» WHAT IS BEING ASKED:
Reproduce every entry that follows word for word, but omit the images.
+===+
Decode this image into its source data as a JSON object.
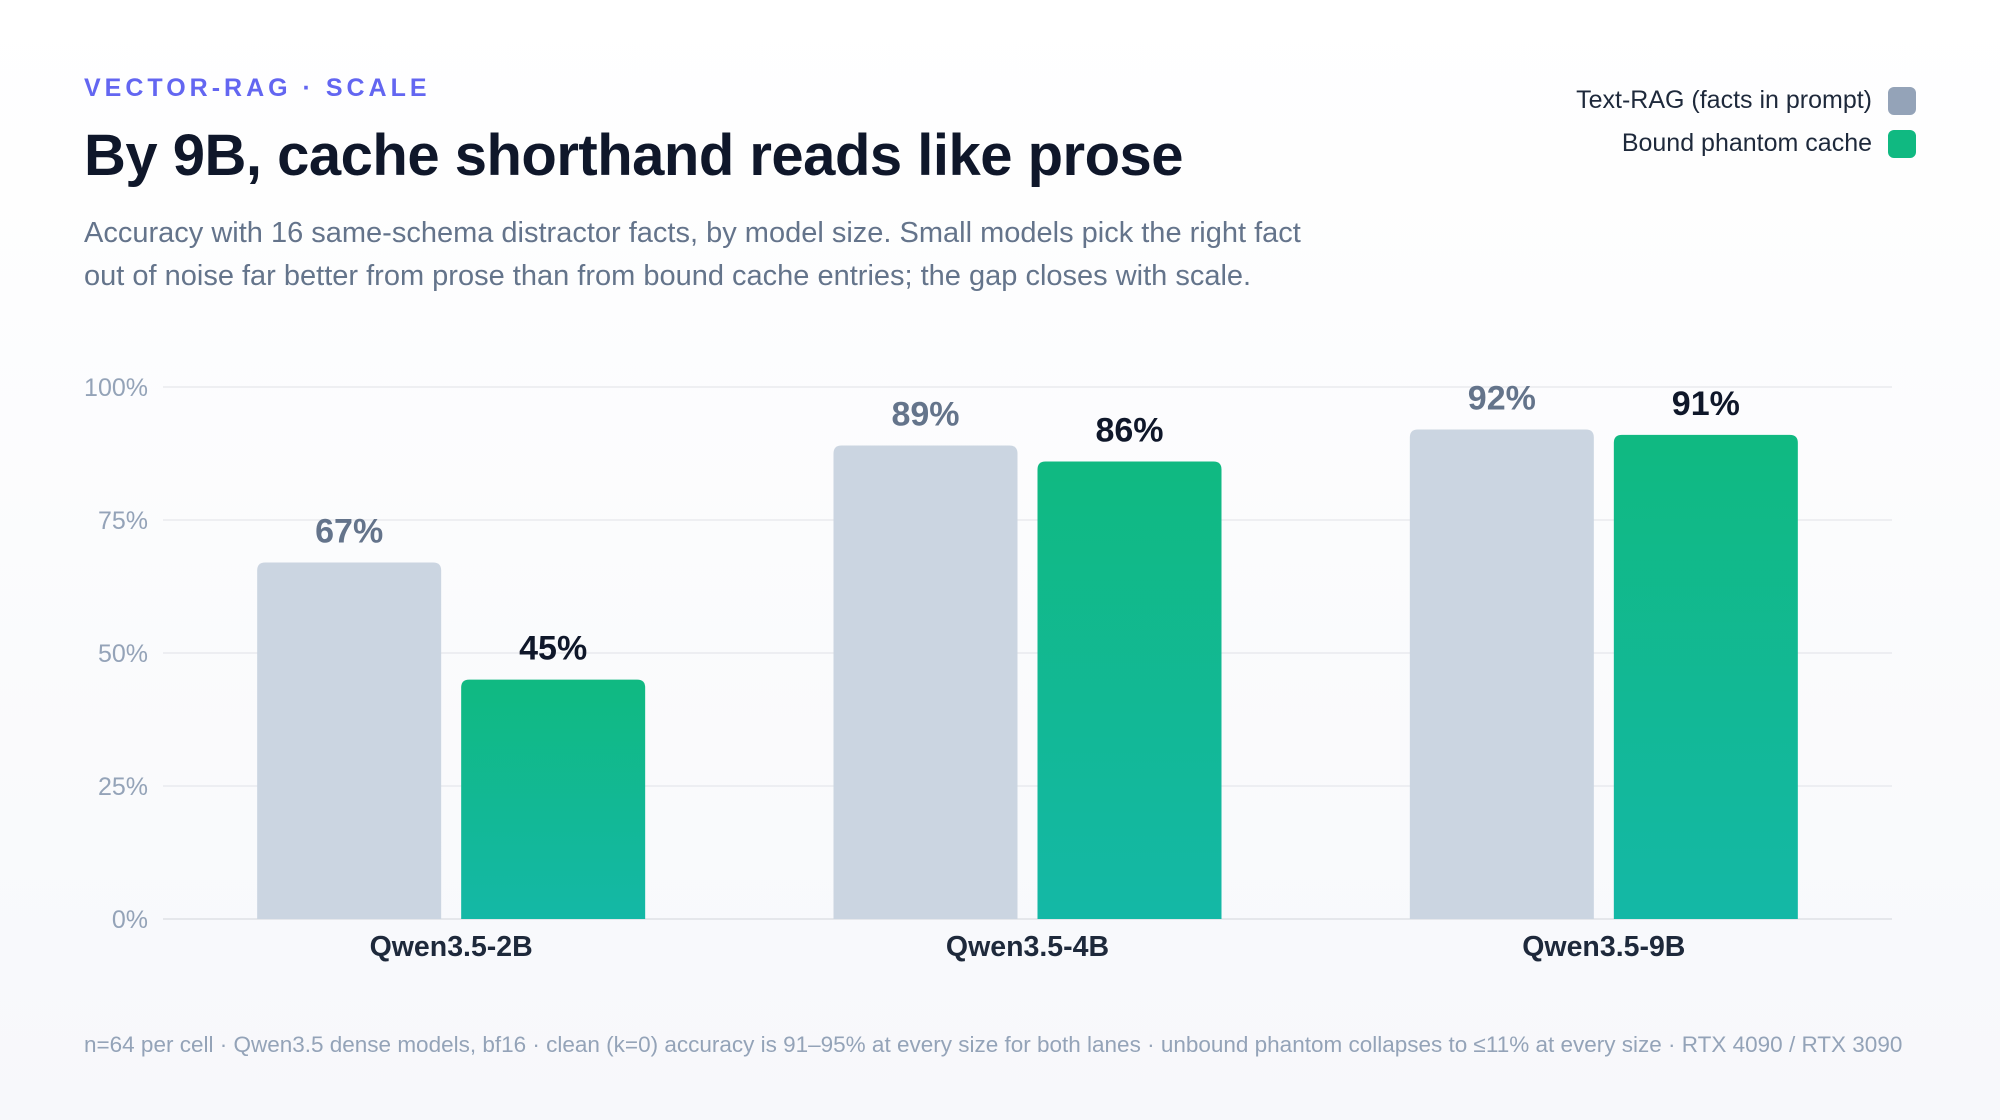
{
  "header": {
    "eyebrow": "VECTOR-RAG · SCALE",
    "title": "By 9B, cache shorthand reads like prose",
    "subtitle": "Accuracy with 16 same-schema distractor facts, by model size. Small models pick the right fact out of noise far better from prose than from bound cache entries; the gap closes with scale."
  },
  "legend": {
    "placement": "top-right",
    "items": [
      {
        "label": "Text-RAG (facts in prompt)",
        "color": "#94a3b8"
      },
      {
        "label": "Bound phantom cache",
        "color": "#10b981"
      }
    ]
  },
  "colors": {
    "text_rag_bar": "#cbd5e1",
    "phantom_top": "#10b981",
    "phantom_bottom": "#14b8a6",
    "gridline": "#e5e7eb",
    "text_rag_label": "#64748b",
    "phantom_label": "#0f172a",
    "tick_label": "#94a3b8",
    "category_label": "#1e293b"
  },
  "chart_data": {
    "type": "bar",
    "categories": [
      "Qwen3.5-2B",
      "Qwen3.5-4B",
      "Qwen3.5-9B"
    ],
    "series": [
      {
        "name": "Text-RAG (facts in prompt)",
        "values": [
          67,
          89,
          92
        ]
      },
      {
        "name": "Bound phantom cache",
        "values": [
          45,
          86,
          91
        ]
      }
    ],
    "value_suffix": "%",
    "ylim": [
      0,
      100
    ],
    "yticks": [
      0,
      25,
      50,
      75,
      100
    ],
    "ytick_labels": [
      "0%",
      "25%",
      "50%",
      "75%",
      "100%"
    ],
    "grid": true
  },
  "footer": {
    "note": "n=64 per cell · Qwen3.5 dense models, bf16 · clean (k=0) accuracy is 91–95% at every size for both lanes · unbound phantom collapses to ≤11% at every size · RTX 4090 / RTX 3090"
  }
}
+===+
» SOLUTION:
Decode this image into its source data as a JSON object.
{
  "header": {
    "eyebrow": "VECTOR-RAG · SCALE",
    "title": "By 9B, cache shorthand reads like prose",
    "subtitle": "Accuracy with 16 same-schema distractor facts, by model size. Small models pick the right fact out of noise far better from prose than from bound cache entries; the gap closes with scale."
  },
  "legend": {
    "placement": "top-right",
    "items": [
      {
        "label": "Text-RAG (facts in prompt)",
        "color": "#94a3b8"
      },
      {
        "label": "Bound phantom cache",
        "color": "#10b981"
      }
    ]
  },
  "colors": {
    "text_rag_bar": "#cbd5e1",
    "phantom_top": "#10b981",
    "phantom_bottom": "#14b8a6",
    "gridline": "#e5e7eb",
    "text_rag_label": "#64748b",
    "phantom_label": "#0f172a",
    "tick_label": "#94a3b8",
    "category_label": "#1e293b"
  },
  "chart_data": {
    "type": "bar",
    "categories": [
      "Qwen3.5-2B",
      "Qwen3.5-4B",
      "Qwen3.5-9B"
    ],
    "series": [
      {
        "name": "Text-RAG (facts in prompt)",
        "values": [
          67,
          89,
          92
        ]
      },
      {
        "name": "Bound phantom cache",
        "values": [
          45,
          86,
          91
        ]
      }
    ],
    "value_suffix": "%",
    "ylim": [
      0,
      100
    ],
    "yticks": [
      0,
      25,
      50,
      75,
      100
    ],
    "ytick_labels": [
      "0%",
      "25%",
      "50%",
      "75%",
      "100%"
    ],
    "grid": true
  },
  "footer": {
    "note": "n=64 per cell · Qwen3.5 dense models, bf16 · clean (k=0) accuracy is 91–95% at every size for both lanes · unbound phantom collapses to ≤11% at every size · RTX 4090 / RTX 3090"
  }
}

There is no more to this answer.